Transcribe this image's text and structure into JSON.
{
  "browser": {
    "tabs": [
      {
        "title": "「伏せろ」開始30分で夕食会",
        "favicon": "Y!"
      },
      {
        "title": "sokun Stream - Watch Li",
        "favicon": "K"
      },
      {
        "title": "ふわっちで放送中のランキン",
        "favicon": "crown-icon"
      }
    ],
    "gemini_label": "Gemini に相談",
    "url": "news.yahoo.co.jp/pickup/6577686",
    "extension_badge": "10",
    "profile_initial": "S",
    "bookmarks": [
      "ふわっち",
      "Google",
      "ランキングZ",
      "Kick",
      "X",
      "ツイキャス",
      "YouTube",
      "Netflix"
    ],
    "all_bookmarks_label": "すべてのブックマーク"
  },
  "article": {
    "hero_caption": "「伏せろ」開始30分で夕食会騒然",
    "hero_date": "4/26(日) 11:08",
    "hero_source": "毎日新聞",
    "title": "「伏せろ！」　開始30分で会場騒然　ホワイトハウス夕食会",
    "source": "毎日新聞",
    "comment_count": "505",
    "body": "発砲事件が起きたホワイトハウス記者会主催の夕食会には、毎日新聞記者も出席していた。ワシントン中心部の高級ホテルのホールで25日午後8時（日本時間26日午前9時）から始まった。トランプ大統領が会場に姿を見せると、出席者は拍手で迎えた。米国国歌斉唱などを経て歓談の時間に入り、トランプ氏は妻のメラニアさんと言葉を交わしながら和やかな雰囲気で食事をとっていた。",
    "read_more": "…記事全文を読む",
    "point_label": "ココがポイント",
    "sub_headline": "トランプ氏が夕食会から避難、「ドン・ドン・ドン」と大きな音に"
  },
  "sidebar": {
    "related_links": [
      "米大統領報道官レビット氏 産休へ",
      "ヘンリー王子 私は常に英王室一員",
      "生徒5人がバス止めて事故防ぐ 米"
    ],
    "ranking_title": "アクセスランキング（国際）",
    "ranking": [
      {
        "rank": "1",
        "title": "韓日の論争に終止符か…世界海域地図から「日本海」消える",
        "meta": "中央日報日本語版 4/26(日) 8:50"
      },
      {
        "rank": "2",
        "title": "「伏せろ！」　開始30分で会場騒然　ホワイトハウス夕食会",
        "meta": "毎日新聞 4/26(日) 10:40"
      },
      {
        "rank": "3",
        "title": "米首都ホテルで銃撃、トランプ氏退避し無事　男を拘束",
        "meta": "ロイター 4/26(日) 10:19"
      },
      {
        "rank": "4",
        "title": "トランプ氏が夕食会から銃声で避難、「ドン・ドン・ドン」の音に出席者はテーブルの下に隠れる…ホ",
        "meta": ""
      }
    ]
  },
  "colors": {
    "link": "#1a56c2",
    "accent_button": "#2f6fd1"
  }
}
————
=== Work to complete ===
Repeat the listing above without any change.

=== Answer below ===
Transcribe this image's text and structure into JSON.
{
  "browser": {
    "tabs": [
      {
        "title": "「伏せろ」開始30分で夕食会",
        "favicon": "Y!"
      },
      {
        "title": "sokun Stream - Watch Li",
        "favicon": "K"
      },
      {
        "title": "ふわっちで放送中のランキン",
        "favicon": "crown-icon"
      }
    ],
    "gemini_label": "Gemini に相談",
    "url": "news.yahoo.co.jp/pickup/6577686",
    "extension_badge": "10",
    "profile_initial": "S",
    "bookmarks": [
      "ふわっち",
      "Google",
      "ランキングZ",
      "Kick",
      "X",
      "ツイキャス",
      "YouTube",
      "Netflix"
    ],
    "all_bookmarks_label": "すべてのブックマーク"
  },
  "article": {
    "hero_caption": "「伏せろ」開始30分で夕食会騒然",
    "hero_date": "4/26(日) 11:08",
    "hero_source": "毎日新聞",
    "title": "「伏せろ！」　開始30分で会場騒然　ホワイトハウス夕食会",
    "source": "毎日新聞",
    "comment_count": "505",
    "body": "発砲事件が起きたホワイトハウス記者会主催の夕食会には、毎日新聞記者も出席していた。ワシントン中心部の高級ホテルのホールで25日午後8時（日本時間26日午前9時）から始まった。トランプ大統領が会場に姿を見せると、出席者は拍手で迎えた。米国国歌斉唱などを経て歓談の時間に入り、トランプ氏は妻のメラニアさんと言葉を交わしながら和やかな雰囲気で食事をとっていた。",
    "read_more": "…記事全文を読む",
    "point_label": "ココがポイント",
    "sub_headline": "トランプ氏が夕食会から避難、「ドン・ドン・ドン」と大きな音に"
  },
  "sidebar": {
    "related_links": [
      "米大統領報道官レビット氏 産休へ",
      "ヘンリー王子 私は常に英王室一員",
      "生徒5人がバス止めて事故防ぐ 米"
    ],
    "ranking_title": "アクセスランキング（国際）",
    "ranking": [
      {
        "rank": "1",
        "title": "韓日の論争に終止符か…世界海域地図から「日本海」消える",
        "meta": "中央日報日本語版 4/26(日) 8:50"
      },
      {
        "rank": "2",
        "title": "「伏せろ！」　開始30分で会場騒然　ホワイトハウス夕食会",
        "meta": "毎日新聞 4/26(日) 10:40"
      },
      {
        "rank": "3",
        "title": "米首都ホテルで銃撃、トランプ氏退避し無事　男を拘束",
        "meta": "ロイター 4/26(日) 10:19"
      },
      {
        "rank": "4",
        "title": "トランプ氏が夕食会から銃声で避難、「ドン・ドン・ドン」の音に出席者はテーブルの下に隠れる…ホ",
        "meta": ""
      }
    ]
  },
  "colors": {
    "link": "#1a56c2",
    "accent_button": "#2f6fd1"
  }
}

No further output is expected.